Task statement: Check each line of the records below and collect those holding "text".
※ ※ ※
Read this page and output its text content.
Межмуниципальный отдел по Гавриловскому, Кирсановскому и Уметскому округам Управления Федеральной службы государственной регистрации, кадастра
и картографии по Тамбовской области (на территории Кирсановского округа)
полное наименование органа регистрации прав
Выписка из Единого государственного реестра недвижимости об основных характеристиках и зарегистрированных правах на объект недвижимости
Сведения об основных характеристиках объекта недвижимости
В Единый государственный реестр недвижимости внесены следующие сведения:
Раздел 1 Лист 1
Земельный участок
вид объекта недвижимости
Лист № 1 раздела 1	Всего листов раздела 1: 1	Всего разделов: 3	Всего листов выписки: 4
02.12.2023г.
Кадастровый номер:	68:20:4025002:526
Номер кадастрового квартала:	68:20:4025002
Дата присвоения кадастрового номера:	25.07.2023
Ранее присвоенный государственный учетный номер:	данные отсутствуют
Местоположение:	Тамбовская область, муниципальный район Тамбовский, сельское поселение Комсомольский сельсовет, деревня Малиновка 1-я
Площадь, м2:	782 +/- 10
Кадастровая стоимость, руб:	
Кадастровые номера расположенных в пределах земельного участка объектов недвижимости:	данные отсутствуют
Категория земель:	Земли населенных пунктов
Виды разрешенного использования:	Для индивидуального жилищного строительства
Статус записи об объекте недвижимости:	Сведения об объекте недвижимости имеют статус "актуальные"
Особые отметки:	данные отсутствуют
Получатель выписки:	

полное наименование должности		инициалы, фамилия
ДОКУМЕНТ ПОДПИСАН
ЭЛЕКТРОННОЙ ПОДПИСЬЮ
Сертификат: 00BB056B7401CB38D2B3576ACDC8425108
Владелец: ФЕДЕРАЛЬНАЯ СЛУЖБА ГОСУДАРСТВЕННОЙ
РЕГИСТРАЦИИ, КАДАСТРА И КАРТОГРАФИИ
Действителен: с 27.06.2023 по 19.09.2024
※ ※ ※
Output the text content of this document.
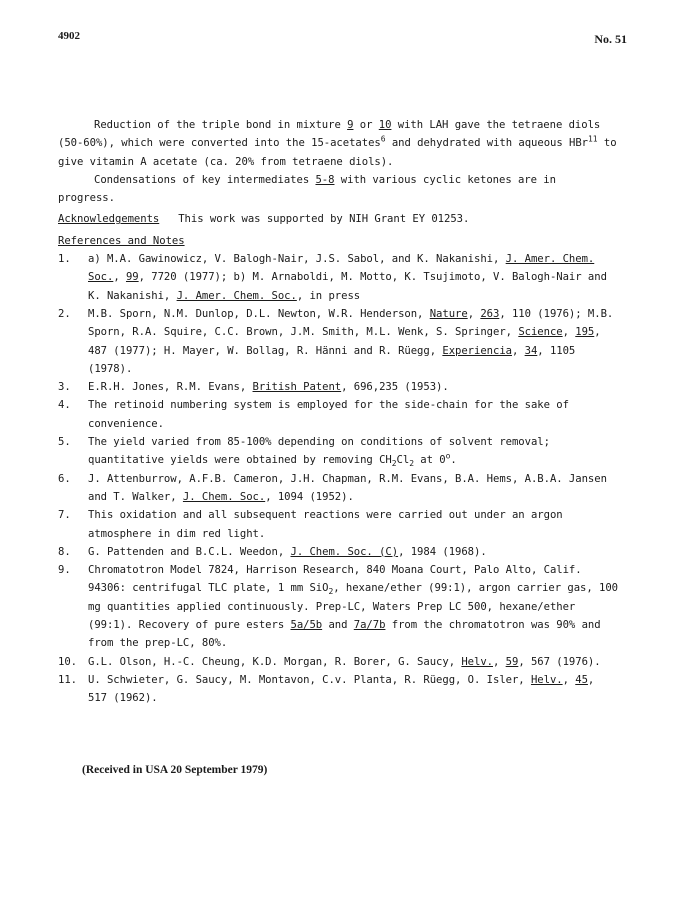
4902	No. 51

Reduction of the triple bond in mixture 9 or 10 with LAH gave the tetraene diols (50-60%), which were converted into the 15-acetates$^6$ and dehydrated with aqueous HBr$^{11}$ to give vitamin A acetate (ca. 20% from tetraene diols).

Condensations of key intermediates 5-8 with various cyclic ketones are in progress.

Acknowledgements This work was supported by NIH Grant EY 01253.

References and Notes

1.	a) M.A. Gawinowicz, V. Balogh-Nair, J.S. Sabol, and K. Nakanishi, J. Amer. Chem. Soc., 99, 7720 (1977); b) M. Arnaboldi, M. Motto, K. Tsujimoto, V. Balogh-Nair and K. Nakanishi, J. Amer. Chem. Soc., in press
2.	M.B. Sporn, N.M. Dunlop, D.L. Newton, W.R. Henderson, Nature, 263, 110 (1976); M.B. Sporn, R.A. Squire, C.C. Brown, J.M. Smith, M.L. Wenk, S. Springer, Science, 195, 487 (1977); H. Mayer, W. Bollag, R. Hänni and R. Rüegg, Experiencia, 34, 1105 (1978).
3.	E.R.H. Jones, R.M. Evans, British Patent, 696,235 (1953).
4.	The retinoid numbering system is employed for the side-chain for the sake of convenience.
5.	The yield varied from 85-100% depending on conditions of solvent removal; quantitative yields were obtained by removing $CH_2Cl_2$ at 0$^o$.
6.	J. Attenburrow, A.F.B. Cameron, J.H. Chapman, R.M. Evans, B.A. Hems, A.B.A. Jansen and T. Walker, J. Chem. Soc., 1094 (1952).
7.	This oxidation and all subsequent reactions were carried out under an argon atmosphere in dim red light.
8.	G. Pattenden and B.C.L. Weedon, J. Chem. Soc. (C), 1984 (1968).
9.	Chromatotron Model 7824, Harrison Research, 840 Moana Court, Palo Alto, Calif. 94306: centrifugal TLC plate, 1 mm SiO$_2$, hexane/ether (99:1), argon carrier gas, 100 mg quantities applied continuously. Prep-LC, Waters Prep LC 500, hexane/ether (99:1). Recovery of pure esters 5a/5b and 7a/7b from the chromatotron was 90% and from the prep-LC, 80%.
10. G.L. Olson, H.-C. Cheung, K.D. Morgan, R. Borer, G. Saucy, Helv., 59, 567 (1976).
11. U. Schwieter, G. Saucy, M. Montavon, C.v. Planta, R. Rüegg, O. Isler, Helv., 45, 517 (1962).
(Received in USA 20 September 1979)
※ ※ ※
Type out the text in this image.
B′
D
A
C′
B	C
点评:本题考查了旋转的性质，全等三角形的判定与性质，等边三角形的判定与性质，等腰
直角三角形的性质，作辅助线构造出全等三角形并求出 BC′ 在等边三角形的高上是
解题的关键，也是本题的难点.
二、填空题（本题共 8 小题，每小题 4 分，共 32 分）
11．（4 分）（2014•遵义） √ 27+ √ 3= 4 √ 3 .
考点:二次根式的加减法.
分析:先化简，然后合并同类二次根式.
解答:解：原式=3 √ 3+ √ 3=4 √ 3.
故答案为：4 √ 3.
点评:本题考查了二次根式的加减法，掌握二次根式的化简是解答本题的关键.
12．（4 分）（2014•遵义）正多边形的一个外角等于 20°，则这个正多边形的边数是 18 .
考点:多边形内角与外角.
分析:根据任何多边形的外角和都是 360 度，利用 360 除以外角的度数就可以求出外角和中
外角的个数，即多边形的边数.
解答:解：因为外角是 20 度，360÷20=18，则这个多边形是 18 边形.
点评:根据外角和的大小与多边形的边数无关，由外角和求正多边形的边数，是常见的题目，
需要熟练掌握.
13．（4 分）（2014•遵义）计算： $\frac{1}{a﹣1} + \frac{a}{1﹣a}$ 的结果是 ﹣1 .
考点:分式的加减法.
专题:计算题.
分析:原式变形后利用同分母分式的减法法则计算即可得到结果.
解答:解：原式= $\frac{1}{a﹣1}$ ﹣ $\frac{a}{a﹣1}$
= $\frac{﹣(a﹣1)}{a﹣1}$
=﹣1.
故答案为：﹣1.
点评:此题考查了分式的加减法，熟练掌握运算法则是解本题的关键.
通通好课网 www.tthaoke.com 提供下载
※ ※ ※
Answer to the task:
Read this page and output its text content.
Output the text content of this document.
Type out the text in this image.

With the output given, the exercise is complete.